AIM
Return all of the entries word for word, but omit the pictures they contain.

_____

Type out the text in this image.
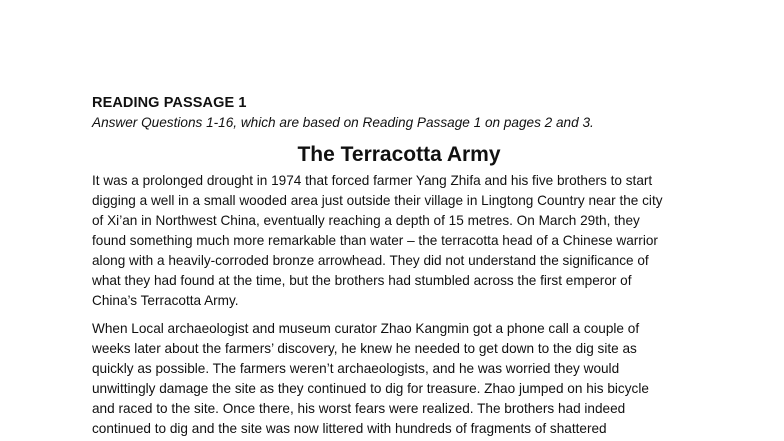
READING PASSAGE 1

Answer Questions 1-16, which are based on Reading Passage 1 on pages 2 and 3.

The Terracotta Army
It was a prolonged drought in 1974 that forced farmer Yang Zhifa and his five brothers to start
digging a well in a small wooded area just outside their village in Lingtong Country near the city
of Xi’an in Northwest China, eventually reaching a depth of 15 metres. On March 29th, they
found something much more remarkable than water – the terracotta head of a Chinese warrior
along with a heavily-corroded bronze arrowhead. They did not understand the significance of
what they had found at the time, but the brothers had stumbled across the first emperor of
China’s Terracotta Army.
When Local archaeologist and museum curator Zhao Kangmin got a phone call a couple of
weeks later about the farmers’ discovery, he knew he needed to get down to the dig site as
quickly as possible. The farmers weren’t archaeologists, and he was worried they would
unwittingly damage the site as they continued to dig for treasure. Zhao jumped on his bicycle
and raced to the site. Once there, his worst fears were realized. The brothers had indeed
continued to dig and the site was now littered with hundreds of fragments of shattered
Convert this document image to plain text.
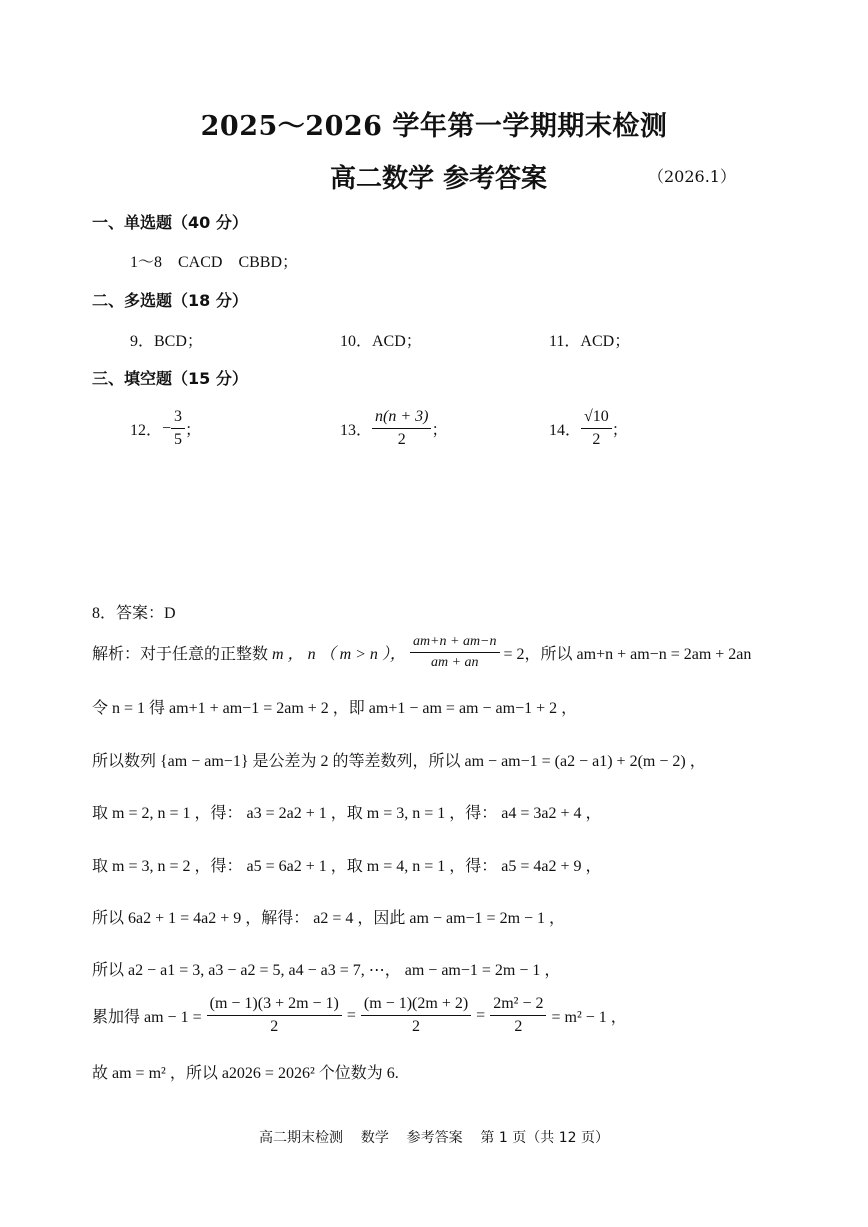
2025～2026 学年第一学期期末检测
高二数学 参考答案	（2026.1）
一、单选题（40 分）
1～8    CACD    CBBD；
二、多选题（18 分）
9．BCD；	10．ACD；	11．ACD；
三、填空题（15 分）
12． − $\frac{3}{5}$ ；	13． $\frac{n(n + 3)}{2}$ ；	14． $\frac{√10}{2}$ ；
8．答案：D
解析：对于任意的正整数 m ， n （ m > n ）， $\frac{am+n + am-n}{am + an} = 2$，所以 am+n + am−n = 2am + 2an
令 n = 1 得 am+1 + am−1 = 2am + 2 ，即 am+1 − am = am − am−1 + 2 ，
所以数列 {am − am−1} 是公差为 2 的等差数列，所以 am − am−1 = (a2 − a1) + 2(m − 2) ，
取 m = 2, n = 1 ，得： a3 = 2a2 + 1 ，取 m = 3, n = 1 ，得： a4 = 3a2 + 4 ，
取 m = 3, n = 2 ，得： a5 = 6a2 + 1 ，取 m = 4, n = 1 ，得： a5 = 4a2 + 9 ，
所以 6a2 + 1 = 4a2 + 9 ，解得： a2 = 4 ，因此 am − am−1 = 2m − 1 ，
所以 a2 − a1 = 3, a3 − a2 = 5, a4 − a3 = 7, ⋯， am − am−1 = 2m − 1 ，
累加得 am − $1 = \frac{(m - 1)(3 + 2m - 1)}{2} = \frac{(m - 1)(2m + 2)}{2} = \frac{\text{2m² − 2}}{2} = m^2 - 1$ ，
故 am = m² ，所以 a2026 = 2026² 个位数为 6.
高二期末检测    数学    参考答案    第 1 页（共 12 页）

_____

SOLUTION BELOW
Type out the text in this image.
READING PASSAGE 1

Answer Questions 1-16, which are based on Reading Passage 1 on pages 2 and 3.

The Terracotta Army
It was a prolonged drought in 1974 that forced farmer Yang Zhifa and his five brothers to start
digging a well in a small wooded area just outside their village in Lingtong Country near the city
of Xi’an in Northwest China, eventually reaching a depth of 15 metres. On March 29th, they
found something much more remarkable than water – the terracotta head of a Chinese warrior
along with a heavily-corroded bronze arrowhead. They did not understand the significance of
what they had found at the time, but the brothers had stumbled across the first emperor of
China’s Terracotta Army.
When Local archaeologist and museum curator Zhao Kangmin got a phone call a couple of
weeks later about the farmers’ discovery, he knew he needed to get down to the dig site as
quickly as possible. The farmers weren’t archaeologists, and he was worried they would
unwittingly damage the site as they continued to dig for treasure. Zhao jumped on his bicycle
and raced to the site. Once there, his worst fears were realized. The brothers had indeed
continued to dig and the site was now littered with hundreds of fragments of shattered
Convert this document image to plain text.
2025～2026 学年第一学期期末检测
高二数学 参考答案	（2026.1）
一、单选题（40 分）
1～8    CACD    CBBD；
二、多选题（18 分）
9．BCD；	10．ACD；	11．ACD；
三、填空题（15 分）
12． − $\frac{3}{5}$ ；	13． $\frac{n(n + 3)}{2}$ ；	14． $\frac{√10}{2}$ ；
8．答案：D
解析：对于任意的正整数 m ， n （ m > n ）， $\frac{am+n + am-n}{am + an} = 2$，所以 am+n + am−n = 2am + 2an
令 n = 1 得 am+1 + am−1 = 2am + 2 ，即 am+1 − am = am − am−1 + 2 ，
所以数列 {am − am−1} 是公差为 2 的等差数列，所以 am − am−1 = (a2 − a1) + 2(m − 2) ，
取 m = 2, n = 1 ，得： a3 = 2a2 + 1 ，取 m = 3, n = 1 ，得： a4 = 3a2 + 4 ，
取 m = 3, n = 2 ，得： a5 = 6a2 + 1 ，取 m = 4, n = 1 ，得： a5 = 4a2 + 9 ，
所以 6a2 + 1 = 4a2 + 9 ，解得： a2 = 4 ，因此 am − am−1 = 2m − 1 ，
所以 a2 − a1 = 3, a3 − a2 = 5, a4 − a3 = 7, ⋯， am − am−1 = 2m − 1 ，
累加得 am − $1 = \frac{(m - 1)(3 + 2m - 1)}{2} = \frac{(m - 1)(2m + 2)}{2} = \frac{\text{2m² − 2}}{2} = m^2 - 1$ ，
故 am = m² ，所以 a2026 = 2026² 个位数为 6.
高二期末检测    数学    参考答案    第 1 页（共 12 页）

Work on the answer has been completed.